Copy every line from the records below that holds the word "heading".

------ The records ------

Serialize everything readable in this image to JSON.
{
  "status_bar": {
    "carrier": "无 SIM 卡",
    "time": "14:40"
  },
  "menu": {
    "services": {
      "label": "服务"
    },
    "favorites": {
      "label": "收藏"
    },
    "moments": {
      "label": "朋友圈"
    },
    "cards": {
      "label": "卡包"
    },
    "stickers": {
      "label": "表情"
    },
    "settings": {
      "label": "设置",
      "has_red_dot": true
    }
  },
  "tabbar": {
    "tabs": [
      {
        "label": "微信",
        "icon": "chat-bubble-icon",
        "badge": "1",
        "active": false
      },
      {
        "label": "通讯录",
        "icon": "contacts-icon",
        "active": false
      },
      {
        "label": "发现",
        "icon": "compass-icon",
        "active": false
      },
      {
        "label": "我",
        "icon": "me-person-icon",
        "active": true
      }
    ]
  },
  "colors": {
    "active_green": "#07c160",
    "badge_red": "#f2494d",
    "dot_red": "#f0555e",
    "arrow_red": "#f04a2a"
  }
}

------
------ The records ------

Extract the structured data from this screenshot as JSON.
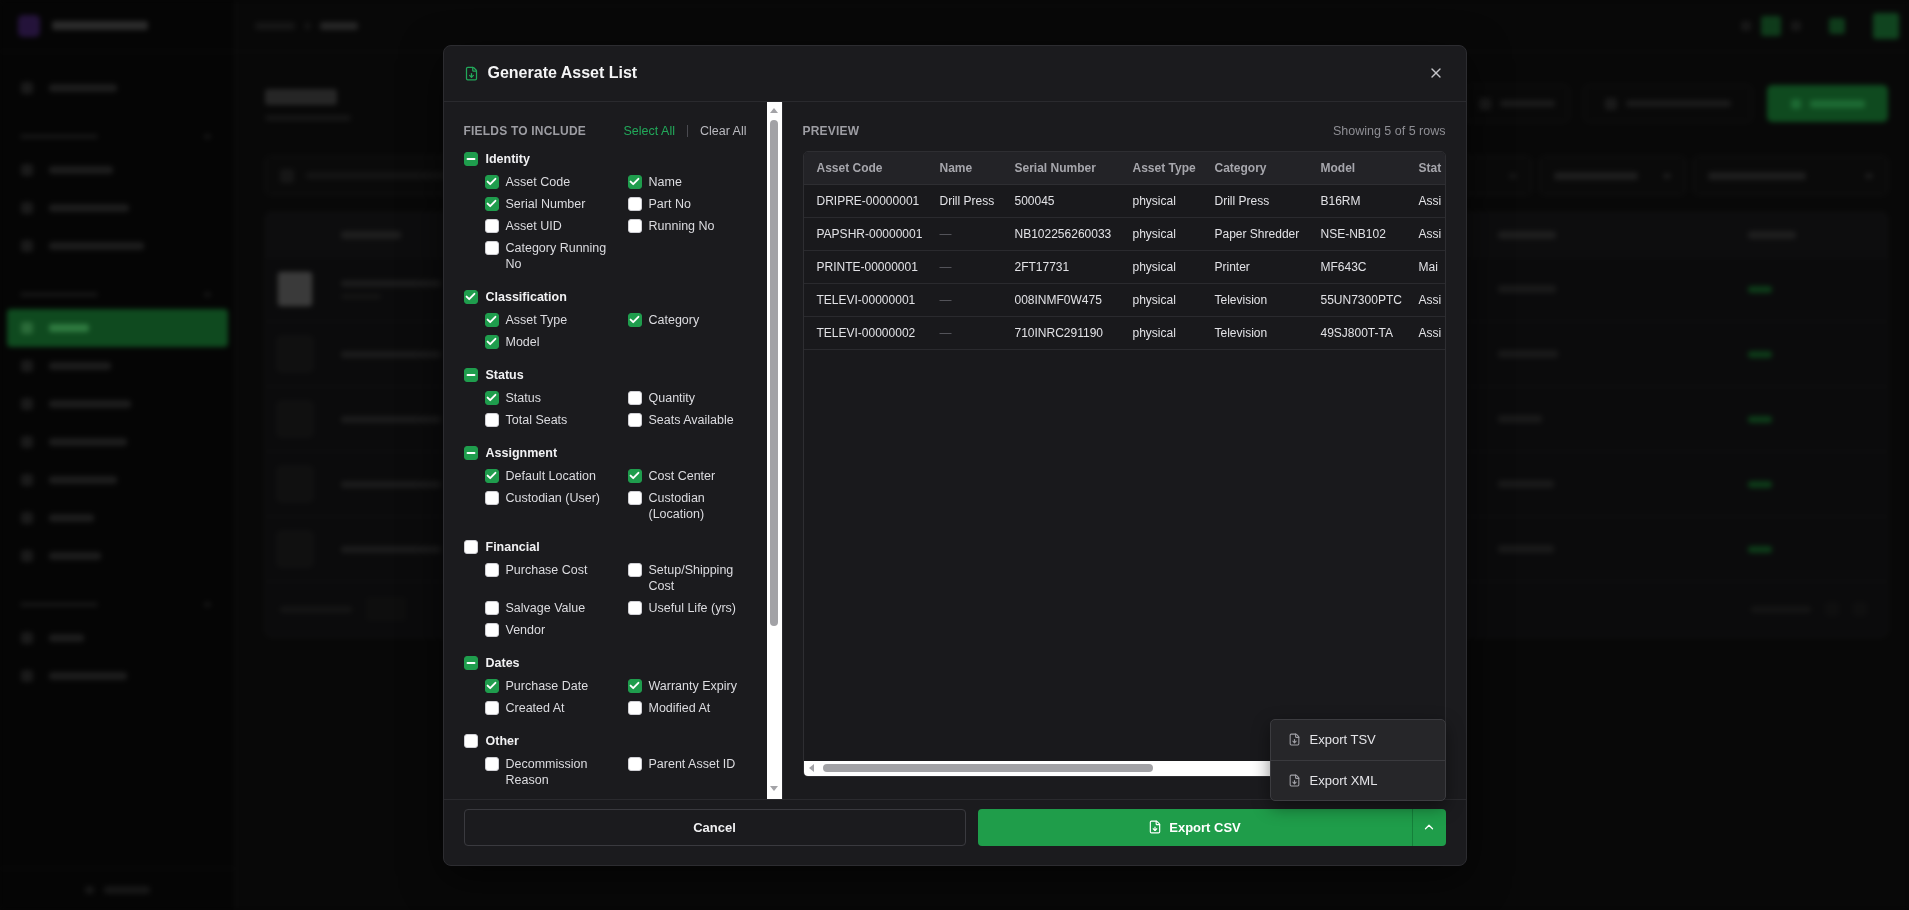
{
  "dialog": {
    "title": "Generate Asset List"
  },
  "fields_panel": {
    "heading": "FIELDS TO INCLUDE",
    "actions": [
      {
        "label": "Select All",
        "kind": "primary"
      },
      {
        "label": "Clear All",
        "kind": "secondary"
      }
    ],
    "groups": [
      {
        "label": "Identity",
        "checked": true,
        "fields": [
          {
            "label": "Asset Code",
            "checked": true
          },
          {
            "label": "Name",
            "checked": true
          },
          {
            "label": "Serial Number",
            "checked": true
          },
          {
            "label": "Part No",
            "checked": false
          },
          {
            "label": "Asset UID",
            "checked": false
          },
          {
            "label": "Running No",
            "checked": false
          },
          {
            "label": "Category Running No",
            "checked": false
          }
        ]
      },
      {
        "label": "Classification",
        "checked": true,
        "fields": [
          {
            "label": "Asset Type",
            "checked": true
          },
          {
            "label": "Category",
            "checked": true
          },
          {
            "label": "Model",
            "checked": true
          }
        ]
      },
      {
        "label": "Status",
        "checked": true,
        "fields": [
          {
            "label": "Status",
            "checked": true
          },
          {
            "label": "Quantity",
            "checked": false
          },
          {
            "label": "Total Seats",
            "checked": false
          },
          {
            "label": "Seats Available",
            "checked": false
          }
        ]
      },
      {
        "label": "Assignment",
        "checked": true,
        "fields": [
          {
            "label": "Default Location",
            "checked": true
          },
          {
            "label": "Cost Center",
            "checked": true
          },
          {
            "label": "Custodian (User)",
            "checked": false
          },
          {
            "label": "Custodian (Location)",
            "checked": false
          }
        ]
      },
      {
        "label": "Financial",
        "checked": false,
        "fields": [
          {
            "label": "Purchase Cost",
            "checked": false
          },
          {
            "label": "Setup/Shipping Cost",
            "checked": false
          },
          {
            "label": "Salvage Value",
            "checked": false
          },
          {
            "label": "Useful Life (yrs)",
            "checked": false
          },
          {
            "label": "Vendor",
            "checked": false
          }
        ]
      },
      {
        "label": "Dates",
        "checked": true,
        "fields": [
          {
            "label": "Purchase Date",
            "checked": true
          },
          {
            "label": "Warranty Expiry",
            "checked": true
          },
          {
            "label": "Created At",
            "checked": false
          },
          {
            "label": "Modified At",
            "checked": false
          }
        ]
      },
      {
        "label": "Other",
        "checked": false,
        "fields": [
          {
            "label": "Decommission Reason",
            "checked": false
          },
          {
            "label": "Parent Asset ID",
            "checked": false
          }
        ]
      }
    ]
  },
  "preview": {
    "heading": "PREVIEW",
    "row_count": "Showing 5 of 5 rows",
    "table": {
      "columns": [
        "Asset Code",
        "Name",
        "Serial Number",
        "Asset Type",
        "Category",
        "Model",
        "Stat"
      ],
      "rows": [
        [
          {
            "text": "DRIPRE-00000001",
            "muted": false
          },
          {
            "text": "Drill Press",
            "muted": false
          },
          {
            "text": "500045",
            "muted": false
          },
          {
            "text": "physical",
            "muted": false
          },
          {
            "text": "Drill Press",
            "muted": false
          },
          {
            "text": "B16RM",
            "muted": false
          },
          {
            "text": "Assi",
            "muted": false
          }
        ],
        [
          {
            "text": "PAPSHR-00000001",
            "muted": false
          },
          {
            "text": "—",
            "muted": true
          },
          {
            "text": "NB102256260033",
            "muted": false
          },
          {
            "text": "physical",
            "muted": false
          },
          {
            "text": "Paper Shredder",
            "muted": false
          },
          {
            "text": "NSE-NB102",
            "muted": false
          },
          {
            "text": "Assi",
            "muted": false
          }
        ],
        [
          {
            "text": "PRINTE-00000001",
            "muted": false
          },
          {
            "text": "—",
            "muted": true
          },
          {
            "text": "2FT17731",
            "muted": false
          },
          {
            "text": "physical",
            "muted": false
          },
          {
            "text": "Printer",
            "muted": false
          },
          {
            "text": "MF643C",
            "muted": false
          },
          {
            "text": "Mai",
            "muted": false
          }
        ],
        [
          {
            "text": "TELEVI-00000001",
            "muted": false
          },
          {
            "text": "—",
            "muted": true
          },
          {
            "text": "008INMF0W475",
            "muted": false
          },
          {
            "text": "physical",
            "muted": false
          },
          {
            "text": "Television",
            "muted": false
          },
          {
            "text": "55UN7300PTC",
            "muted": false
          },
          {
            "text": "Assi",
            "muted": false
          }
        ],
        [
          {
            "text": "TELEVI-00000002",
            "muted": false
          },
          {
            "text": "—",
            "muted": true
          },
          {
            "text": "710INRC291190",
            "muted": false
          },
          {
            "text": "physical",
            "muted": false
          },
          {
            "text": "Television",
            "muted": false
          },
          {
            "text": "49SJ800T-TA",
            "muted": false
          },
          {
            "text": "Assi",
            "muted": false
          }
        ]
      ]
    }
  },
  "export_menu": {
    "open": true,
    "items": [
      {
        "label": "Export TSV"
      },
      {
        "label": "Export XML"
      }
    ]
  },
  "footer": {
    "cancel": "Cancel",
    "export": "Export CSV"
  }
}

------

**Result of this exercise:**
    "heading": "FIELDS TO INCLUDE",
    "heading": "PREVIEW",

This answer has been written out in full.